[Records about charts and figures]
■ ■ ■
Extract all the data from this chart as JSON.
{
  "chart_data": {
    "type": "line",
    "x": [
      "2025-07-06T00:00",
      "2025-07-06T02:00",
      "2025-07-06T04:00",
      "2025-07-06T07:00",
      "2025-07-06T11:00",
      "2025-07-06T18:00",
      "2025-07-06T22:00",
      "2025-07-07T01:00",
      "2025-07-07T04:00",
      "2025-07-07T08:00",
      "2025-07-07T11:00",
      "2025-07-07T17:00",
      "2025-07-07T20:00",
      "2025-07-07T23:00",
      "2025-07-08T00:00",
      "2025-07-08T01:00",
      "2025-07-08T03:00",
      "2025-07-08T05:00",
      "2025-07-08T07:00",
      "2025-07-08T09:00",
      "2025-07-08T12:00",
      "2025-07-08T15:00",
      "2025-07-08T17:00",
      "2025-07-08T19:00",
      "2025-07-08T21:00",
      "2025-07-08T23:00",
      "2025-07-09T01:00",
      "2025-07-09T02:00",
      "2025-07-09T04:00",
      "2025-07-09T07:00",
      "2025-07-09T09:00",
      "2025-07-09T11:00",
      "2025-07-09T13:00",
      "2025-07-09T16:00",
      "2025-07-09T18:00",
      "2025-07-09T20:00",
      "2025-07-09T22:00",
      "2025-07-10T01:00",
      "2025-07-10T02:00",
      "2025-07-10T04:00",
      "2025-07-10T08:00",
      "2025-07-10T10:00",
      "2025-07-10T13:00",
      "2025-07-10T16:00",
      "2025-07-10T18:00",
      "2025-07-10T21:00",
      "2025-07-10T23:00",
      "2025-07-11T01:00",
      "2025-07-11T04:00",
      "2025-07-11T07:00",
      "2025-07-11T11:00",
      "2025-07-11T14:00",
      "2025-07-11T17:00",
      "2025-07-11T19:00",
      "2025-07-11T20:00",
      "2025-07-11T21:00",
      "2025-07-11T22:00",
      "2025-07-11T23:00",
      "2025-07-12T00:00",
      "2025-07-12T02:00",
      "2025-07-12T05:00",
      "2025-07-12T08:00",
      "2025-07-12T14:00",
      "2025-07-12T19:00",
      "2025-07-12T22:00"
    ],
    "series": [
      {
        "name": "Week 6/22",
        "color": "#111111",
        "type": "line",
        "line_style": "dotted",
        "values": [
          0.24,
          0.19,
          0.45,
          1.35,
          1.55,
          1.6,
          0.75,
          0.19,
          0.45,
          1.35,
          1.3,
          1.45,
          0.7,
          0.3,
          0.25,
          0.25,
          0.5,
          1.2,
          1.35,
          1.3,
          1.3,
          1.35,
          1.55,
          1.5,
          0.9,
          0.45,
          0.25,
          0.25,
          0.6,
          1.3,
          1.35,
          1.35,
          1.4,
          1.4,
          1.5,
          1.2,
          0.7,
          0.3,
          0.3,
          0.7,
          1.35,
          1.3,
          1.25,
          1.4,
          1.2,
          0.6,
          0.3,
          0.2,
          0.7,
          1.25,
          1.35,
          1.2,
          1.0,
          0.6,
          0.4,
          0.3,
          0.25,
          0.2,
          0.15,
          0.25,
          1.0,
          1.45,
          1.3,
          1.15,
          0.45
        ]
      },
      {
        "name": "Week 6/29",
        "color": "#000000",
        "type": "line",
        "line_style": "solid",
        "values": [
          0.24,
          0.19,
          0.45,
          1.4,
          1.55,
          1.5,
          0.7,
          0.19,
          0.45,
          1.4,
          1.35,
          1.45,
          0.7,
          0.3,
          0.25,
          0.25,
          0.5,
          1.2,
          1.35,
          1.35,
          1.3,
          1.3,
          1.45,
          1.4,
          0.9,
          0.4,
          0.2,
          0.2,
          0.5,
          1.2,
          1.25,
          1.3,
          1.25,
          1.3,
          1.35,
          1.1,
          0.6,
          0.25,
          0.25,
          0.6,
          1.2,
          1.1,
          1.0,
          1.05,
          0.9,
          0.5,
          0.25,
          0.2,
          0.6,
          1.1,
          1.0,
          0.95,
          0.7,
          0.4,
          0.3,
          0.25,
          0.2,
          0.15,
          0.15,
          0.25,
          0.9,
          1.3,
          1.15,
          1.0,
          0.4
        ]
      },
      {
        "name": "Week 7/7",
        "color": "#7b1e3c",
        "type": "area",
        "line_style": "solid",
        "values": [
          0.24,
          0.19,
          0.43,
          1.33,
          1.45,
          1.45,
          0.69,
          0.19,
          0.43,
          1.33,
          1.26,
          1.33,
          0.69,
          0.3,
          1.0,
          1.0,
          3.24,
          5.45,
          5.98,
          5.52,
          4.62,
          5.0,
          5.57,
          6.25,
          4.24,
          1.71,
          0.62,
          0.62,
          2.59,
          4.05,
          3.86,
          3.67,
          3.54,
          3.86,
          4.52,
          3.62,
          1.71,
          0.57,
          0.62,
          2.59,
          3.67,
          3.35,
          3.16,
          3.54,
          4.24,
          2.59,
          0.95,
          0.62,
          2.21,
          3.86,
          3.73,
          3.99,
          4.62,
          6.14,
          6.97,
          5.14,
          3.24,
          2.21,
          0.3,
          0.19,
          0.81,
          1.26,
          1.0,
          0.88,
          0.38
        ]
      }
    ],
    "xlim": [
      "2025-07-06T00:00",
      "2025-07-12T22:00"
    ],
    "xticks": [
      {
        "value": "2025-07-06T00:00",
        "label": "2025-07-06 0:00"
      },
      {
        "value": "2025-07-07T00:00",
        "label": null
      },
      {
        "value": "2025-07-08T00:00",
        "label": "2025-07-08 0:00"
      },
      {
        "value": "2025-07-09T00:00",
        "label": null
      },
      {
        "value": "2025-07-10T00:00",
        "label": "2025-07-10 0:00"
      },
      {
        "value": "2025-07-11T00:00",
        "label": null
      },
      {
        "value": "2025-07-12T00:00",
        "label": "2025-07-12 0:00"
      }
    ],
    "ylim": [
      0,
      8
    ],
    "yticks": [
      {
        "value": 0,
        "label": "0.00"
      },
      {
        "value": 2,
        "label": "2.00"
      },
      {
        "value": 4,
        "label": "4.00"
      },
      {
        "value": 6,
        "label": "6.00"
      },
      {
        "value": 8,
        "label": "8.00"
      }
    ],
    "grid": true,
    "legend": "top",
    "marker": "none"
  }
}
■ ■ ■
Aim of the exercise:
The lines above should be duplicated exactly.

Worked answer:
Extract all the data from this chart as JSON.
{
  "chart_data": {
    "type": "line",
    "x": [
      "2025-07-06T00:00",
      "2025-07-06T02:00",
      "2025-07-06T04:00",
      "2025-07-06T07:00",
      "2025-07-06T11:00",
      "2025-07-06T18:00",
      "2025-07-06T22:00",
      "2025-07-07T01:00",
      "2025-07-07T04:00",
      "2025-07-07T08:00",
      "2025-07-07T11:00",
      "2025-07-07T17:00",
      "2025-07-07T20:00",
      "2025-07-07T23:00",
      "2025-07-08T00:00",
      "2025-07-08T01:00",
      "2025-07-08T03:00",
      "2025-07-08T05:00",
      "2025-07-08T07:00",
      "2025-07-08T09:00",
      "2025-07-08T12:00",
      "2025-07-08T15:00",
      "2025-07-08T17:00",
      "2025-07-08T19:00",
      "2025-07-08T21:00",
      "2025-07-08T23:00",
      "2025-07-09T01:00",
      "2025-07-09T02:00",
      "2025-07-09T04:00",
      "2025-07-09T07:00",
      "2025-07-09T09:00",
      "2025-07-09T11:00",
      "2025-07-09T13:00",
      "2025-07-09T16:00",
      "2025-07-09T18:00",
      "2025-07-09T20:00",
      "2025-07-09T22:00",
      "2025-07-10T01:00",
      "2025-07-10T02:00",
      "2025-07-10T04:00",
      "2025-07-10T08:00",
      "2025-07-10T10:00",
      "2025-07-10T13:00",
      "2025-07-10T16:00",
      "2025-07-10T18:00",
      "2025-07-10T21:00",
      "2025-07-10T23:00",
      "2025-07-11T01:00",
      "2025-07-11T04:00",
      "2025-07-11T07:00",
      "2025-07-11T11:00",
      "2025-07-11T14:00",
      "2025-07-11T17:00",
      "2025-07-11T19:00",
      "2025-07-11T20:00",
      "2025-07-11T21:00",
      "2025-07-11T22:00",
      "2025-07-11T23:00",
      "2025-07-12T00:00",
      "2025-07-12T02:00",
      "2025-07-12T05:00",
      "2025-07-12T08:00",
      "2025-07-12T14:00",
      "2025-07-12T19:00",
      "2025-07-12T22:00"
    ],
    "series": [
      {
        "name": "Week 6/22",
        "color": "#111111",
        "type": "line",
        "line_style": "dotted",
        "values": [
          0.24,
          0.19,
          0.45,
          1.35,
          1.55,
          1.6,
          0.75,
          0.19,
          0.45,
          1.35,
          1.3,
          1.45,
          0.7,
          0.3,
          0.25,
          0.25,
          0.5,
          1.2,
          1.35,
          1.3,
          1.3,
          1.35,
          1.55,
          1.5,
          0.9,
          0.45,
          0.25,
          0.25,
          0.6,
          1.3,
          1.35,
          1.35,
          1.4,
          1.4,
          1.5,
          1.2,
          0.7,
          0.3,
          0.3,
          0.7,
          1.35,
          1.3,
          1.25,
          1.4,
          1.2,
          0.6,
          0.3,
          0.2,
          0.7,
          1.25,
          1.35,
          1.2,
          1.0,
          0.6,
          0.4,
          0.3,
          0.25,
          0.2,
          0.15,
          0.25,
          1.0,
          1.45,
          1.3,
          1.15,
          0.45
        ]
      },
      {
        "name": "Week 6/29",
        "color": "#000000",
        "type": "line",
        "line_style": "solid",
        "values": [
          0.24,
          0.19,
          0.45,
          1.4,
          1.55,
          1.5,
          0.7,
          0.19,
          0.45,
          1.4,
          1.35,
          1.45,
          0.7,
          0.3,
          0.25,
          0.25,
          0.5,
          1.2,
          1.35,
          1.35,
          1.3,
          1.3,
          1.45,
          1.4,
          0.9,
          0.4,
          0.2,
          0.2,
          0.5,
          1.2,
          1.25,
          1.3,
          1.25,
          1.3,
          1.35,
          1.1,
          0.6,
          0.25,
          0.25,
          0.6,
          1.2,
          1.1,
          1.0,
          1.05,
          0.9,
          0.5,
          0.25,
          0.2,
          0.6,
          1.1,
          1.0,
          0.95,
          0.7,
          0.4,
          0.3,
          0.25,
          0.2,
          0.15,
          0.15,
          0.25,
          0.9,
          1.3,
          1.15,
          1.0,
          0.4
        ]
      },
      {
        "name": "Week 7/7",
        "color": "#7b1e3c",
        "type": "area",
        "line_style": "solid",
        "values": [
          0.24,
          0.19,
          0.43,
          1.33,
          1.45,
          1.45,
          0.69,
          0.19,
          0.43,
          1.33,
          1.26,
          1.33,
          0.69,
          0.3,
          1.0,
          1.0,
          3.24,
          5.45,
          5.98,
          5.52,
          4.62,
          5.0,
          5.57,
          6.25,
          4.24,
          1.71,
          0.62,
          0.62,
          2.59,
          4.05,
          3.86,
          3.67,
          3.54,
          3.86,
          4.52,
          3.62,
          1.71,
          0.57,
          0.62,
          2.59,
          3.67,
          3.35,
          3.16,
          3.54,
          4.24,
          2.59,
          0.95,
          0.62,
          2.21,
          3.86,
          3.73,
          3.99,
          4.62,
          6.14,
          6.97,
          5.14,
          3.24,
          2.21,
          0.3,
          0.19,
          0.81,
          1.26,
          1.0,
          0.88,
          0.38
        ]
      }
    ],
    "xlim": [
      "2025-07-06T00:00",
      "2025-07-12T22:00"
    ],
    "xticks": [
      {
        "value": "2025-07-06T00:00",
        "label": "2025-07-06 0:00"
      },
      {
        "value": "2025-07-07T00:00",
        "label": null
      },
      {
        "value": "2025-07-08T00:00",
        "label": "2025-07-08 0:00"
      },
      {
        "value": "2025-07-09T00:00",
        "label": null
      },
      {
        "value": "2025-07-10T00:00",
        "label": "2025-07-10 0:00"
      },
      {
        "value": "2025-07-11T00:00",
        "label": null
      },
      {
        "value": "2025-07-12T00:00",
        "label": "2025-07-12 0:00"
      }
    ],
    "ylim": [
      0,
      8
    ],
    "yticks": [
      {
        "value": 0,
        "label": "0.00"
      },
      {
        "value": 2,
        "label": "2.00"
      },
      {
        "value": 4,
        "label": "4.00"
      },
      {
        "value": 6,
        "label": "6.00"
      },
      {
        "value": 8,
        "label": "8.00"
      }
    ],
    "grid": true,
    "legend": "top",
    "marker": "none"
  }
}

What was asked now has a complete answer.